→ Aim of the exercise
Every record below should be printed exactly as it appears.

————

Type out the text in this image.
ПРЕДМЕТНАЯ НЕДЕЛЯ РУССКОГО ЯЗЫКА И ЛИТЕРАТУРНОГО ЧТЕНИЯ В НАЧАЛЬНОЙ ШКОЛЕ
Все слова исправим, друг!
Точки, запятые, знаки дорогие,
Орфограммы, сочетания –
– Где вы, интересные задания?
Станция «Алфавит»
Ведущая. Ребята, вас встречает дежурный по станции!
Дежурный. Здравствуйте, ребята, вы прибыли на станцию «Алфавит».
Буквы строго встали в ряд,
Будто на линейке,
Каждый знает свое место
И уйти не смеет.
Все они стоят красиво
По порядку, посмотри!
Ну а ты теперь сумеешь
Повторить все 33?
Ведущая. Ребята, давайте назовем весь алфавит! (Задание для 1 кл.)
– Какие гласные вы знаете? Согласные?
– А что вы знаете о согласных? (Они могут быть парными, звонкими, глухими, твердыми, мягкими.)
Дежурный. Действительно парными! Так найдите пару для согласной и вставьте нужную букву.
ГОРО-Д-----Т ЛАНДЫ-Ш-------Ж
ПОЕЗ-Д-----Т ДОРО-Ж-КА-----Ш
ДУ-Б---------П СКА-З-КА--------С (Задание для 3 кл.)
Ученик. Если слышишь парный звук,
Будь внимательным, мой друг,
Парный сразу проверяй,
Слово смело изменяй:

————

→ Finished task
Type out the text in this image.
ПРЕДМЕТНАЯ НЕДЕЛЯ РУССКОГО ЯЗЫКА И ЛИТЕРАТУРНОГО ЧТЕНИЯ В НАЧАЛЬНОЙ ШКОЛЕ
Все слова исправим, друг!
Точки, запятые, знаки дорогие,
Орфограммы, сочетания –
– Где вы, интересные задания?
Станция «Алфавит»
Ведущая. Ребята, вас встречает дежурный по станции!
Дежурный. Здравствуйте, ребята, вы прибыли на станцию «Алфавит».
Буквы строго встали в ряд,
Будто на линейке,
Каждый знает свое место
И уйти не смеет.
Все они стоят красиво
По порядку, посмотри!
Ну а ты теперь сумеешь
Повторить все 33?
Ведущая. Ребята, давайте назовем весь алфавит! (Задание для 1 кл.)
– Какие гласные вы знаете? Согласные?
– А что вы знаете о согласных? (Они могут быть парными, звонкими, глухими, твердыми, мягкими.)
Дежурный. Действительно парными! Так найдите пару для согласной и вставьте нужную букву.
ГОРО-Д-----Т ЛАНДЫ-Ш-------Ж
ПОЕЗ-Д-----Т ДОРО-Ж-КА-----Ш
ДУ-Б---------П СКА-З-КА--------С (Задание для 3 кл.)
Ученик. Если слышишь парный звук,
Будь внимательным, мой друг,
Парный сразу проверяй,
Слово смело изменяй:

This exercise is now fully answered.